### Source material
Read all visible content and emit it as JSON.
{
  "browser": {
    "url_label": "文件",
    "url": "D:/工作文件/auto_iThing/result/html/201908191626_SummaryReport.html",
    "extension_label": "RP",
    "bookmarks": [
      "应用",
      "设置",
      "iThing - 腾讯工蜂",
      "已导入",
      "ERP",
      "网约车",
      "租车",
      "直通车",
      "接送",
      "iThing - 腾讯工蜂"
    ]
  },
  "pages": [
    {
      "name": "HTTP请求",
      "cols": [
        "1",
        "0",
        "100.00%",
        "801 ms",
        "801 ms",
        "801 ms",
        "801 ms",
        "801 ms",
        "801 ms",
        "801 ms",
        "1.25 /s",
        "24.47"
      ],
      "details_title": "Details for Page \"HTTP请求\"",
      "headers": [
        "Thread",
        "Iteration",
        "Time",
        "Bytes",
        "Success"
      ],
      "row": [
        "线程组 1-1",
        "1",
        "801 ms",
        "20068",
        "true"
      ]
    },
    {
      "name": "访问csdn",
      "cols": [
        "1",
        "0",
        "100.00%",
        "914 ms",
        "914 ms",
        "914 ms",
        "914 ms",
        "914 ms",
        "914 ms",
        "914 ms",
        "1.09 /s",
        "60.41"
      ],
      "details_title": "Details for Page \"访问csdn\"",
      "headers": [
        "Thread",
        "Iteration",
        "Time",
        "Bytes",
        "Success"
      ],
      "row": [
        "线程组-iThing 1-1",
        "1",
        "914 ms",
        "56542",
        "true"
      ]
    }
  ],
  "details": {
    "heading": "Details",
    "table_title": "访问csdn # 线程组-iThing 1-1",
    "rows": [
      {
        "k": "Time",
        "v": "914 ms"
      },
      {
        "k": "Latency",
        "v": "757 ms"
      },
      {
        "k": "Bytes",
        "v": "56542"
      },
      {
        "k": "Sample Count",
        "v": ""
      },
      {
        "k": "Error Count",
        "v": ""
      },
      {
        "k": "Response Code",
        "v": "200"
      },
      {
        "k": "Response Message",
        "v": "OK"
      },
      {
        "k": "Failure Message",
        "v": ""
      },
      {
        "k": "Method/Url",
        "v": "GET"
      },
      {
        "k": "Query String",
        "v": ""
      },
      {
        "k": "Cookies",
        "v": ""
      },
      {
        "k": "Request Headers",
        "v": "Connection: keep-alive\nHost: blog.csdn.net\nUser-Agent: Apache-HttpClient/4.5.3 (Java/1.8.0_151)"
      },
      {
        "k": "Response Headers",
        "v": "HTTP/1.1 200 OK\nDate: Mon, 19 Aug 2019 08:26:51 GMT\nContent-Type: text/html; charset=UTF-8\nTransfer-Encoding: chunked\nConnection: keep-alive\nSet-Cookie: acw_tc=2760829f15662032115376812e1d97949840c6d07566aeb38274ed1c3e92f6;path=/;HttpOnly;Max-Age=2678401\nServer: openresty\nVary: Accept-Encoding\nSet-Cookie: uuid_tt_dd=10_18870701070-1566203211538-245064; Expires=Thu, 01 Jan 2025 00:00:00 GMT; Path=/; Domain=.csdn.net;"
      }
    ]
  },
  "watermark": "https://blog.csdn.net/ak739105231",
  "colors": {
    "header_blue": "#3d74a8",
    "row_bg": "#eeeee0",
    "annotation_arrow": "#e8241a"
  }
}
######
- _Task description_: Each entry is to be returned in full, character for character.

- _Exercise result_:
Read all visible content and emit it as JSON.
{
  "browser": {
    "url_label": "文件",
    "url": "D:/工作文件/auto_iThing/result/html/201908191626_SummaryReport.html",
    "extension_label": "RP",
    "bookmarks": [
      "应用",
      "设置",
      "iThing - 腾讯工蜂",
      "已导入",
      "ERP",
      "网约车",
      "租车",
      "直通车",
      "接送",
      "iThing - 腾讯工蜂"
    ]
  },
  "pages": [
    {
      "name": "HTTP请求",
      "cols": [
        "1",
        "0",
        "100.00%",
        "801 ms",
        "801 ms",
        "801 ms",
        "801 ms",
        "801 ms",
        "801 ms",
        "801 ms",
        "1.25 /s",
        "24.47"
      ],
      "details_title": "Details for Page \"HTTP请求\"",
      "headers": [
        "Thread",
        "Iteration",
        "Time",
        "Bytes",
        "Success"
      ],
      "row": [
        "线程组 1-1",
        "1",
        "801 ms",
        "20068",
        "true"
      ]
    },
    {
      "name": "访问csdn",
      "cols": [
        "1",
        "0",
        "100.00%",
        "914 ms",
        "914 ms",
        "914 ms",
        "914 ms",
        "914 ms",
        "914 ms",
        "914 ms",
        "1.09 /s",
        "60.41"
      ],
      "details_title": "Details for Page \"访问csdn\"",
      "headers": [
        "Thread",
        "Iteration",
        "Time",
        "Bytes",
        "Success"
      ],
      "row": [
        "线程组-iThing 1-1",
        "1",
        "914 ms",
        "56542",
        "true"
      ]
    }
  ],
  "details": {
    "heading": "Details",
    "table_title": "访问csdn # 线程组-iThing 1-1",
    "rows": [
      {
        "k": "Time",
        "v": "914 ms"
      },
      {
        "k": "Latency",
        "v": "757 ms"
      },
      {
        "k": "Bytes",
        "v": "56542"
      },
      {
        "k": "Sample Count",
        "v": ""
      },
      {
        "k": "Error Count",
        "v": ""
      },
      {
        "k": "Response Code",
        "v": "200"
      },
      {
        "k": "Response Message",
        "v": "OK"
      },
      {
        "k": "Failure Message",
        "v": ""
      },
      {
        "k": "Method/Url",
        "v": "GET"
      },
      {
        "k": "Query String",
        "v": ""
      },
      {
        "k": "Cookies",
        "v": ""
      },
      {
        "k": "Request Headers",
        "v": "Connection: keep-alive\nHost: blog.csdn.net\nUser-Agent: Apache-HttpClient/4.5.3 (Java/1.8.0_151)"
      },
      {
        "k": "Response Headers",
        "v": "HTTP/1.1 200 OK\nDate: Mon, 19 Aug 2019 08:26:51 GMT\nContent-Type: text/html; charset=UTF-8\nTransfer-Encoding: chunked\nConnection: keep-alive\nSet-Cookie: acw_tc=2760829f15662032115376812e1d97949840c6d07566aeb38274ed1c3e92f6;path=/;HttpOnly;Max-Age=2678401\nServer: openresty\nVary: Accept-Encoding\nSet-Cookie: uuid_tt_dd=10_18870701070-1566203211538-245064; Expires=Thu, 01 Jan 2025 00:00:00 GMT; Path=/; Domain=.csdn.net;"
      }
    ]
  },
  "watermark": "https://blog.csdn.net/ak739105231",
  "colors": {
    "header_blue": "#3d74a8",
    "row_bg": "#eeeee0",
    "annotation_arrow": "#e8241a"
  }
}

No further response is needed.